(Figure dataset records)
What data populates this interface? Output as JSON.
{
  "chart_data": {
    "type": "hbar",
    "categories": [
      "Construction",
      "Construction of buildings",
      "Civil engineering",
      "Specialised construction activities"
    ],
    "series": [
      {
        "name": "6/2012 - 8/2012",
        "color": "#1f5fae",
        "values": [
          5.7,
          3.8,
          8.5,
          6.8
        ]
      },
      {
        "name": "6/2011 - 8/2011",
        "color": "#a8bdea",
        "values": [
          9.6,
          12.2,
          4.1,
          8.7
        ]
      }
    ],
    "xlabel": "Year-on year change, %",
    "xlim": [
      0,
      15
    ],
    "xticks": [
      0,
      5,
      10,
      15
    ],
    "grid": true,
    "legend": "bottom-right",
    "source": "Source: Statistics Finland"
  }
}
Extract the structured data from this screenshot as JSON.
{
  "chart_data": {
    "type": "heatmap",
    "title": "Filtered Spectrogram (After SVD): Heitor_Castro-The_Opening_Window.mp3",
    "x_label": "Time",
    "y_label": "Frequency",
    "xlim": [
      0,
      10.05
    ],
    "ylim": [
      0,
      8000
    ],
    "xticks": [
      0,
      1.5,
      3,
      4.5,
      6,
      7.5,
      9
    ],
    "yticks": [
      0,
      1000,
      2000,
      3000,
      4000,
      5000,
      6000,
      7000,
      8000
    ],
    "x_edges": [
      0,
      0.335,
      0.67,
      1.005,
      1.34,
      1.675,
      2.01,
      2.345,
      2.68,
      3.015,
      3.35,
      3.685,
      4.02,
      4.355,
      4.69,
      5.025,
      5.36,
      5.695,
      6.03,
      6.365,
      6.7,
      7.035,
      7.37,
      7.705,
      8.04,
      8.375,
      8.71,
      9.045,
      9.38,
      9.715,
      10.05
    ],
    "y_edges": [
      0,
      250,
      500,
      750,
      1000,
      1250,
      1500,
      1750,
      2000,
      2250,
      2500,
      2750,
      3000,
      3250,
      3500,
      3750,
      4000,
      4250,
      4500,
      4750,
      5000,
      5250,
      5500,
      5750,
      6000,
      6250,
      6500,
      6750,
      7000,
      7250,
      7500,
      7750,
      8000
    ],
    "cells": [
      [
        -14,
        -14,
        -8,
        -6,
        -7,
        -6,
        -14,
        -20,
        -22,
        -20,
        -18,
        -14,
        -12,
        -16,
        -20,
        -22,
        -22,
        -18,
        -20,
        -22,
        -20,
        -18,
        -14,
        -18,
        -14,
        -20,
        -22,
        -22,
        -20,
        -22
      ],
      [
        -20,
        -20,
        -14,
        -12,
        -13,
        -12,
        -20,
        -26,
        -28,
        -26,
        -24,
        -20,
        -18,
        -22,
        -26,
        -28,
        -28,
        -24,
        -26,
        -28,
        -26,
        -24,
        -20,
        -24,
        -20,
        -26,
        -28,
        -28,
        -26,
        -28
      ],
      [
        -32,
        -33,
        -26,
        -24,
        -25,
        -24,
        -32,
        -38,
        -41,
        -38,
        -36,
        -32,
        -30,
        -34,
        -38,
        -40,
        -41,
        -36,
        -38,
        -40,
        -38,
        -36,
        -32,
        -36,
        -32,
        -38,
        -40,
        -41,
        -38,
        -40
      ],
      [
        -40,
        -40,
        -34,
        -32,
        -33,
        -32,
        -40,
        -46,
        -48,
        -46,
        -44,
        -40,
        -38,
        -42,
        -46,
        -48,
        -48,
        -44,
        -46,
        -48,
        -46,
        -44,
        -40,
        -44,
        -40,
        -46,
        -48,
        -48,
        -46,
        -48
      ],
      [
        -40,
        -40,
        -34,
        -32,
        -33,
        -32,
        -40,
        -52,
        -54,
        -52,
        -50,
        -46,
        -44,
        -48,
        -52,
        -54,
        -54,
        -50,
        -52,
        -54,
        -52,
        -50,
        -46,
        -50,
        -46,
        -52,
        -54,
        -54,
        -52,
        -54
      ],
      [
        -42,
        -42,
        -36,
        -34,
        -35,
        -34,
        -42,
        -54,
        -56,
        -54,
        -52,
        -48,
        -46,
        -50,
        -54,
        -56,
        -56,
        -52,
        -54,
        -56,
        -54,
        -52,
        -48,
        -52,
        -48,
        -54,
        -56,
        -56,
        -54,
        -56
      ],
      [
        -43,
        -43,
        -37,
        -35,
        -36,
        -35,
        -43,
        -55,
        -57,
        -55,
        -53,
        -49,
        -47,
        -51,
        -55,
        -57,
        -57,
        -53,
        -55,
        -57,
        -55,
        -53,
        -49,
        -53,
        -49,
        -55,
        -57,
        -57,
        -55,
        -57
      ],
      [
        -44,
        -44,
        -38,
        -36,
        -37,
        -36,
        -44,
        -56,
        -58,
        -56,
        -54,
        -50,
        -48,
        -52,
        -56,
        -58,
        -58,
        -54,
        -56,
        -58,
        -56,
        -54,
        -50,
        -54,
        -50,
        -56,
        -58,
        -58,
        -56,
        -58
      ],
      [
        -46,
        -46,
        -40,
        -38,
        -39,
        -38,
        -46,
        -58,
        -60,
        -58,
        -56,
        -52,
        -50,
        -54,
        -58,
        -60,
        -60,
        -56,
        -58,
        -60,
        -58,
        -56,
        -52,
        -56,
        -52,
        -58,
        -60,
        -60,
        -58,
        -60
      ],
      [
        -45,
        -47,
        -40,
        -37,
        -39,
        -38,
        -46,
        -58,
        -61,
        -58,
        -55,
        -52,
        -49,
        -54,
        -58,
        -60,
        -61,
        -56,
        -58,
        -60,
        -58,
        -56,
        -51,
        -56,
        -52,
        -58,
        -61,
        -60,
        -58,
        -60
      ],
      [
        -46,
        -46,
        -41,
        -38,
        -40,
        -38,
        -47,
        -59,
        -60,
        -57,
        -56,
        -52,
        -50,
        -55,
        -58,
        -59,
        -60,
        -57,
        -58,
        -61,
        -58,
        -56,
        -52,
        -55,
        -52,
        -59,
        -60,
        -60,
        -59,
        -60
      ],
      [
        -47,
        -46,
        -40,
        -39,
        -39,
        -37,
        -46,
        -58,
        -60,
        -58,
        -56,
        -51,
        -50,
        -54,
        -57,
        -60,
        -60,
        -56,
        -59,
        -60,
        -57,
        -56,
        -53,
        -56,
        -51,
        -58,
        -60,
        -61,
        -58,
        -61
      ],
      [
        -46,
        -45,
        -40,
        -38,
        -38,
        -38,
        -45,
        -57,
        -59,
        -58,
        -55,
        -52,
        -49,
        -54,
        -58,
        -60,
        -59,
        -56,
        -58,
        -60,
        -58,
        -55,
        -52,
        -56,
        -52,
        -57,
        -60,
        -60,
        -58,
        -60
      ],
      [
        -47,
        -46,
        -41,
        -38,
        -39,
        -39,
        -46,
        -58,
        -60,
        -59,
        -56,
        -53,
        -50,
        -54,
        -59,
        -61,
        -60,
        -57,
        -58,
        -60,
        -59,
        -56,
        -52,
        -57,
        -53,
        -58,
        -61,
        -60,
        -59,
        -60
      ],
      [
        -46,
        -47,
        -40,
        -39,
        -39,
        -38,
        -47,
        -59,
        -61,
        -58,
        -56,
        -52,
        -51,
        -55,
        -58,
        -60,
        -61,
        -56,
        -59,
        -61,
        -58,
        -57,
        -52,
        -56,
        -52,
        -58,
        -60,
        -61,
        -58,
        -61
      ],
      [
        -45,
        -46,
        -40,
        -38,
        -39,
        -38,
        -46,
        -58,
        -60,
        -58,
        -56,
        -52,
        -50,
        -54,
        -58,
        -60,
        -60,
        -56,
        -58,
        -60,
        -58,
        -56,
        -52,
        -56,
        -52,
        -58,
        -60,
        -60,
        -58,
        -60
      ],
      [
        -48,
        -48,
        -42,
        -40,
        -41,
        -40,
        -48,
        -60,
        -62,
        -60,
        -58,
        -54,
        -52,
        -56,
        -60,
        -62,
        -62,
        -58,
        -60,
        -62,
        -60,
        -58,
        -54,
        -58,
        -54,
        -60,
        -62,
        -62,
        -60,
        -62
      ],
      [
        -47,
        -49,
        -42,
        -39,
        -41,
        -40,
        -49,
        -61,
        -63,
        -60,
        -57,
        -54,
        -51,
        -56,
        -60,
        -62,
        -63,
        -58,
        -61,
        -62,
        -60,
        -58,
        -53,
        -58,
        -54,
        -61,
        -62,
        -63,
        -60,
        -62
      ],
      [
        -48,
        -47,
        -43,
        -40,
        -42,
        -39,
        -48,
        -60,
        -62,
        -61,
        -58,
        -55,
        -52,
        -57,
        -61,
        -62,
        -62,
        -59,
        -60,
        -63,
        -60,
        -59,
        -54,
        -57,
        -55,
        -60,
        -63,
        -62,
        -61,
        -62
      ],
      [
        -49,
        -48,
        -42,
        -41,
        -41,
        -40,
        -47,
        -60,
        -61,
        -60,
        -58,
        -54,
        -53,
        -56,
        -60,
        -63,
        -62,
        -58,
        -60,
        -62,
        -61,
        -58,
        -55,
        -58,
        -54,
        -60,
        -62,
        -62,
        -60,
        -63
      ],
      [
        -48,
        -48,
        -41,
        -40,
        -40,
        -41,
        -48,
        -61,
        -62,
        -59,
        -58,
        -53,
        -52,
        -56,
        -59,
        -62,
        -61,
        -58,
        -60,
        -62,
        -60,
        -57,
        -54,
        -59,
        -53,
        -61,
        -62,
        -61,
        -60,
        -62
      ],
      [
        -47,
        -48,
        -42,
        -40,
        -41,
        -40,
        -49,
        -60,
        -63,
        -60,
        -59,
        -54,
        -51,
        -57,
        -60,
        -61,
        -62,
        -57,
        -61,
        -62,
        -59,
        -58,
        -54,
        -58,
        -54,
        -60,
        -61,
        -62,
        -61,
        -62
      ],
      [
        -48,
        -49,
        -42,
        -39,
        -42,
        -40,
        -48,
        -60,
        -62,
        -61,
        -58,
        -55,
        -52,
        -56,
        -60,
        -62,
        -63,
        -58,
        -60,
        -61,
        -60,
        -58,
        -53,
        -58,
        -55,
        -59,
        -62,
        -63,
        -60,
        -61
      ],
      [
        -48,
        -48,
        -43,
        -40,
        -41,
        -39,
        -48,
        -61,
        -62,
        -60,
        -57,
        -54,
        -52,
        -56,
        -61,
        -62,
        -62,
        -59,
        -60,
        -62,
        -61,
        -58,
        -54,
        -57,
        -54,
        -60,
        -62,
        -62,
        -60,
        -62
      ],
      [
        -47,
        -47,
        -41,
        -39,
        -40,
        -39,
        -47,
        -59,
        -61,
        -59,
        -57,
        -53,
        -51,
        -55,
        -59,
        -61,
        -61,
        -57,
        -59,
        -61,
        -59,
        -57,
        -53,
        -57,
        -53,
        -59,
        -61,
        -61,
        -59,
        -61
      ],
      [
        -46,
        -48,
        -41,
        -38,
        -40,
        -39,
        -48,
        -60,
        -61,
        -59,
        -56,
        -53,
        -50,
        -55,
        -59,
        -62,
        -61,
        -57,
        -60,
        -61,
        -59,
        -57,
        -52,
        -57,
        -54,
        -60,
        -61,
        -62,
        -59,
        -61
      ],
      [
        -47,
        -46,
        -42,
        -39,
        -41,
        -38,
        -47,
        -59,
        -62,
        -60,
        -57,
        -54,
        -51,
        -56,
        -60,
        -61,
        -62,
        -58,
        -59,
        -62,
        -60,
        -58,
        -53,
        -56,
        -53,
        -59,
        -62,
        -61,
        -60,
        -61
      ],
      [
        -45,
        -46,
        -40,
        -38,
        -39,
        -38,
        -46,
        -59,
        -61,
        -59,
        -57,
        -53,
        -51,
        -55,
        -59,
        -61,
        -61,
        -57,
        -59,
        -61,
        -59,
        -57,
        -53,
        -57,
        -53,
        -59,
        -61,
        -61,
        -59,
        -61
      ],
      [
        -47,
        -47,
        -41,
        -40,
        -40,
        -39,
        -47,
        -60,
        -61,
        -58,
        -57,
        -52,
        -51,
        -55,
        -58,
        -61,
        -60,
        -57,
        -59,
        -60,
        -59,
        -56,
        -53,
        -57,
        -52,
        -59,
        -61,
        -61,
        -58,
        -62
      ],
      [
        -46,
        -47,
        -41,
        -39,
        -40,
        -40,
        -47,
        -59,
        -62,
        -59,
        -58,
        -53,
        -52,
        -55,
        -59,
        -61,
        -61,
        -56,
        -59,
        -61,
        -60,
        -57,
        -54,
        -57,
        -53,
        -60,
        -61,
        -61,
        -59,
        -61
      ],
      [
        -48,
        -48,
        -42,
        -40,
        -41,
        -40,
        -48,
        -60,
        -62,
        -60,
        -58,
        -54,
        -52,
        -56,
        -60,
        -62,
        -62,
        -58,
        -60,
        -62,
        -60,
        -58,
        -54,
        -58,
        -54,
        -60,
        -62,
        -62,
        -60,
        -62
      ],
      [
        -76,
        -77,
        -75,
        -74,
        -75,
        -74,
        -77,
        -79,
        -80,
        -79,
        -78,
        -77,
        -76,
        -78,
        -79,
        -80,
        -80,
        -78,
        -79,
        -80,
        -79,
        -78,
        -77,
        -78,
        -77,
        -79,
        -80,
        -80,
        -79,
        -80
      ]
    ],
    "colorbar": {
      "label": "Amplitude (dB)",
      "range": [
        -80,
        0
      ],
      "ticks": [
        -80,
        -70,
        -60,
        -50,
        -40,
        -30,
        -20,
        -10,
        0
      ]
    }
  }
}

*EXERCISE PROMPT*:
Read the data above. Pull out each line in which the string "JSON" appears.

*CORRECT ANSWER*:
What data populates this interface? Output as JSON.
Extract the structured data from this screenshot as JSON.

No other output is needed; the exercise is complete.